──────── DATA FOR THE TASK ────────

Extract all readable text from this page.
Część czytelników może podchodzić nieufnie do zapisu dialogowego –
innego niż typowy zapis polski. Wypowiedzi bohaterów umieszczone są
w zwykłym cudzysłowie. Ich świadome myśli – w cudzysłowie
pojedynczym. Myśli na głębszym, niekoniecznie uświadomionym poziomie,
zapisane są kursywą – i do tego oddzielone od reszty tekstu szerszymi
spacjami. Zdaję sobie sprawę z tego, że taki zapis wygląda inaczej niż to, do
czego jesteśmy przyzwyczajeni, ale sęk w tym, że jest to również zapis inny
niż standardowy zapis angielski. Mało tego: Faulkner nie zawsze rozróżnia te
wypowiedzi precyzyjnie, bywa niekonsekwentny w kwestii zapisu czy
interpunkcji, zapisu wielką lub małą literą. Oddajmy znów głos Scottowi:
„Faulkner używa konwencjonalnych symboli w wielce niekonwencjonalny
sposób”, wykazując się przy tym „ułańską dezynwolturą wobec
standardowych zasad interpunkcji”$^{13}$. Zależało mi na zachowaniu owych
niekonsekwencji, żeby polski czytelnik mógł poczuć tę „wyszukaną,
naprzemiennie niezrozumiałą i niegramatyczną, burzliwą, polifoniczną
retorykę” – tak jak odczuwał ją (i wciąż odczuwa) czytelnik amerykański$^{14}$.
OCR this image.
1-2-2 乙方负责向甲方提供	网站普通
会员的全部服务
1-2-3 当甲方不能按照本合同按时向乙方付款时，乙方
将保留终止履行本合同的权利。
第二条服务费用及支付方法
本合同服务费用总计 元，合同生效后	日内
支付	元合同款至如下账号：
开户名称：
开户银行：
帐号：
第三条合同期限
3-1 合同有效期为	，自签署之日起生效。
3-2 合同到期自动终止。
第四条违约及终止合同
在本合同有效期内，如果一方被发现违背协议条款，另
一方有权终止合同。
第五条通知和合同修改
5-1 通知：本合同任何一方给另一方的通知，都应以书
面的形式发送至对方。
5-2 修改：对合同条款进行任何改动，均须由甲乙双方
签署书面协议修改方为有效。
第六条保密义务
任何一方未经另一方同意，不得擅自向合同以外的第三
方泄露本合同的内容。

────────

### [STATED PROBLEM]
Repeat the whole listing exactly, keeping every line intact.

### [ANSWER IN FULL]
Extract all readable text from this page.
Część czytelników może podchodzić nieufnie do zapisu dialogowego –
innego niż typowy zapis polski. Wypowiedzi bohaterów umieszczone są
w zwykłym cudzysłowie. Ich świadome myśli – w cudzysłowie
pojedynczym. Myśli na głębszym, niekoniecznie uświadomionym poziomie,
zapisane są kursywą – i do tego oddzielone od reszty tekstu szerszymi
spacjami. Zdaję sobie sprawę z tego, że taki zapis wygląda inaczej niż to, do
czego jesteśmy przyzwyczajeni, ale sęk w tym, że jest to również zapis inny
niż standardowy zapis angielski. Mało tego: Faulkner nie zawsze rozróżnia te
wypowiedzi precyzyjnie, bywa niekonsekwentny w kwestii zapisu czy
interpunkcji, zapisu wielką lub małą literą. Oddajmy znów głos Scottowi:
„Faulkner używa konwencjonalnych symboli w wielce niekonwencjonalny
sposób”, wykazując się przy tym „ułańską dezynwolturą wobec
standardowych zasad interpunkcji”$^{13}$. Zależało mi na zachowaniu owych
niekonsekwencji, żeby polski czytelnik mógł poczuć tę „wyszukaną,
naprzemiennie niezrozumiałą i niegramatyczną, burzliwą, polifoniczną
retorykę” – tak jak odczuwał ją (i wciąż odczuwa) czytelnik amerykański$^{14}$.
OCR this image.
1-2-2 乙方负责向甲方提供	网站普通
会员的全部服务
1-2-3 当甲方不能按照本合同按时向乙方付款时，乙方
将保留终止履行本合同的权利。
第二条服务费用及支付方法
本合同服务费用总计 元，合同生效后	日内
支付	元合同款至如下账号：
开户名称：
开户银行：
帐号：
第三条合同期限
3-1 合同有效期为	，自签署之日起生效。
3-2 合同到期自动终止。
第四条违约及终止合同
在本合同有效期内，如果一方被发现违背协议条款，另
一方有权终止合同。
第五条通知和合同修改
5-1 通知：本合同任何一方给另一方的通知，都应以书
面的形式发送至对方。
5-2 修改：对合同条款进行任何改动，均须由甲乙双方
签署书面协议修改方为有效。
第六条保密义务
任何一方未经另一方同意，不得擅自向合同以外的第三
方泄露本合同的内容。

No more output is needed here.